** Start of Data for processing **

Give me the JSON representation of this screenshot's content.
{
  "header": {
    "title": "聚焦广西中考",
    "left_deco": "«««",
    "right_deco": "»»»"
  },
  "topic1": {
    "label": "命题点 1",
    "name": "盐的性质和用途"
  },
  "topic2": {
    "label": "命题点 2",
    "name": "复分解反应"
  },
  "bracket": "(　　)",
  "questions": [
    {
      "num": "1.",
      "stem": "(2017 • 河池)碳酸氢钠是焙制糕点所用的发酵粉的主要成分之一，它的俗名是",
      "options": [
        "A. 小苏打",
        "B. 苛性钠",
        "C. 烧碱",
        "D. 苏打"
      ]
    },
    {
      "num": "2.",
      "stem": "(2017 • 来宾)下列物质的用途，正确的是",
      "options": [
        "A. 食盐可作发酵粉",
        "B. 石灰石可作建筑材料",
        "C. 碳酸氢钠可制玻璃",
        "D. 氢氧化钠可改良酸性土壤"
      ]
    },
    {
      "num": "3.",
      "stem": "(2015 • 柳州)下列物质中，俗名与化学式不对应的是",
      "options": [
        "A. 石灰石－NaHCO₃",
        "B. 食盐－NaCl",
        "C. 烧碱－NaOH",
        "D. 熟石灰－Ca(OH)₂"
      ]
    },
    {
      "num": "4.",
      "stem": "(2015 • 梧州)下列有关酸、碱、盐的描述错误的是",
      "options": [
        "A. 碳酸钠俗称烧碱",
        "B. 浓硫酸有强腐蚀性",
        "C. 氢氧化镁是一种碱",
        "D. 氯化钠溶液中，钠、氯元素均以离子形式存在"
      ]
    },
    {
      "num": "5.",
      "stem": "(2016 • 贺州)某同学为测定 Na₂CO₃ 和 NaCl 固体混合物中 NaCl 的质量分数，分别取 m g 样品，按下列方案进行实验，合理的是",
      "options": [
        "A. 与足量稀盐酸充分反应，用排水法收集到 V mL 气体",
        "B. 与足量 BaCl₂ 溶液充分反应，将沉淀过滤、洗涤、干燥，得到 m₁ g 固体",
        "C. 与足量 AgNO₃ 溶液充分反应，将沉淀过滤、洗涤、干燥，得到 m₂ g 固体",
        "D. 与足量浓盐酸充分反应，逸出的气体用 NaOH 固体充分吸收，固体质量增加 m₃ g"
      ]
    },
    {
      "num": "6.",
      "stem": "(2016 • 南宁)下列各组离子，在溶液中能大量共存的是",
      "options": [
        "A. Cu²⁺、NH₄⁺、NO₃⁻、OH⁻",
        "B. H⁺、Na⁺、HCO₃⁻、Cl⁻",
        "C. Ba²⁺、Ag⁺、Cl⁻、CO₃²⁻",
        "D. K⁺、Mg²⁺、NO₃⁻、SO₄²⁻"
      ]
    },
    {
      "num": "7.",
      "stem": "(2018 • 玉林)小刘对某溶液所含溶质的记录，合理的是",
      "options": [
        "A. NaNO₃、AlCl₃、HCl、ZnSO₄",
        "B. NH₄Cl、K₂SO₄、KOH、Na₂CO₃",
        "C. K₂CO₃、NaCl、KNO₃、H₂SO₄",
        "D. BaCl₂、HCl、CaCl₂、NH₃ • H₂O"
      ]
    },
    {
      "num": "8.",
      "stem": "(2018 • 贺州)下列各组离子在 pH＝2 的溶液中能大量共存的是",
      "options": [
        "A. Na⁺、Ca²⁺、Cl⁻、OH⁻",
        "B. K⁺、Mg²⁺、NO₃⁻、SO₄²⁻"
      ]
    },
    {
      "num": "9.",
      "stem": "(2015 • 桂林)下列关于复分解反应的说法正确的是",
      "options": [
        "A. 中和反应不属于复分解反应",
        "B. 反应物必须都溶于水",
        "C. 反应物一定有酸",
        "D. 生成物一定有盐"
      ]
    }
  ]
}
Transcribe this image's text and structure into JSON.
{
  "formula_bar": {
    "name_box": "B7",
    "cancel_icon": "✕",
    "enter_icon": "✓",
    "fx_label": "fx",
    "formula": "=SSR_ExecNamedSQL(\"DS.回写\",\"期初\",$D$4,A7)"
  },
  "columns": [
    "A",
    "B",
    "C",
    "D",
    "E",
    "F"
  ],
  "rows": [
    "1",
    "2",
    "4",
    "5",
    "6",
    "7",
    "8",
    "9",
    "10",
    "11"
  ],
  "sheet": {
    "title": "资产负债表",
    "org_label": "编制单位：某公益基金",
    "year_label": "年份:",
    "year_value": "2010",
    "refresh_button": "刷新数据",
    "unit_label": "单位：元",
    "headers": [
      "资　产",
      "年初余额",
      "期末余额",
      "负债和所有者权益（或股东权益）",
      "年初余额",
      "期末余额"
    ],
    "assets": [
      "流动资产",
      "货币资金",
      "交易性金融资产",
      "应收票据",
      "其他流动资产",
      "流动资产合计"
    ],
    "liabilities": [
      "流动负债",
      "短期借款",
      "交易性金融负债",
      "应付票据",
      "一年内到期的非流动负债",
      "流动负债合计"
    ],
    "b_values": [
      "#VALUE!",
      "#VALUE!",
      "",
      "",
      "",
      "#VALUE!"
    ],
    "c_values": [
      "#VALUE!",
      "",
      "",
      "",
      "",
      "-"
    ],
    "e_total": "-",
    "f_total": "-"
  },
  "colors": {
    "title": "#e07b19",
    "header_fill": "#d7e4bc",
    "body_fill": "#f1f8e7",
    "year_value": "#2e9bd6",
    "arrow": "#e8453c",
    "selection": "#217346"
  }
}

** End of Data for processing **
** Start of Data for processing **

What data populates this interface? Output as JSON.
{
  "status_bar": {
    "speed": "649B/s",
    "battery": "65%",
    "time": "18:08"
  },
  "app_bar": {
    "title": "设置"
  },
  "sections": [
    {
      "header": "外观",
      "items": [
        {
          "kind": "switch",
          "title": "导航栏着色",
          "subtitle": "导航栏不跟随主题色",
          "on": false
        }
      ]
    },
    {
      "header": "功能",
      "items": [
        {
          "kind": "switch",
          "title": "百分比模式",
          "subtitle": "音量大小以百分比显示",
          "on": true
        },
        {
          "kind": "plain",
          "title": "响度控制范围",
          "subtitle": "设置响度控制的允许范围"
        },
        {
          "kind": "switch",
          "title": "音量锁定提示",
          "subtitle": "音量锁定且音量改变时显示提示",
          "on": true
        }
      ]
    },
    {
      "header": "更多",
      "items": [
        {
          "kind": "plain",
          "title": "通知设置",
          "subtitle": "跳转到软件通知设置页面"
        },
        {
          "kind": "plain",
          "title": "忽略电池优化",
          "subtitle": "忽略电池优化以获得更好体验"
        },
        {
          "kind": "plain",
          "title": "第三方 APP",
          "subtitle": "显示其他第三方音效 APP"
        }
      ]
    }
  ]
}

** End of Data for processing **

* **Work instructions**
Pull every line containing "this" from the material above.

* **Worked solution**
Give me the JSON representation of this screenshot's content.
Transcribe this image's text and structure into JSON.
What data populates this interface? Output as JSON.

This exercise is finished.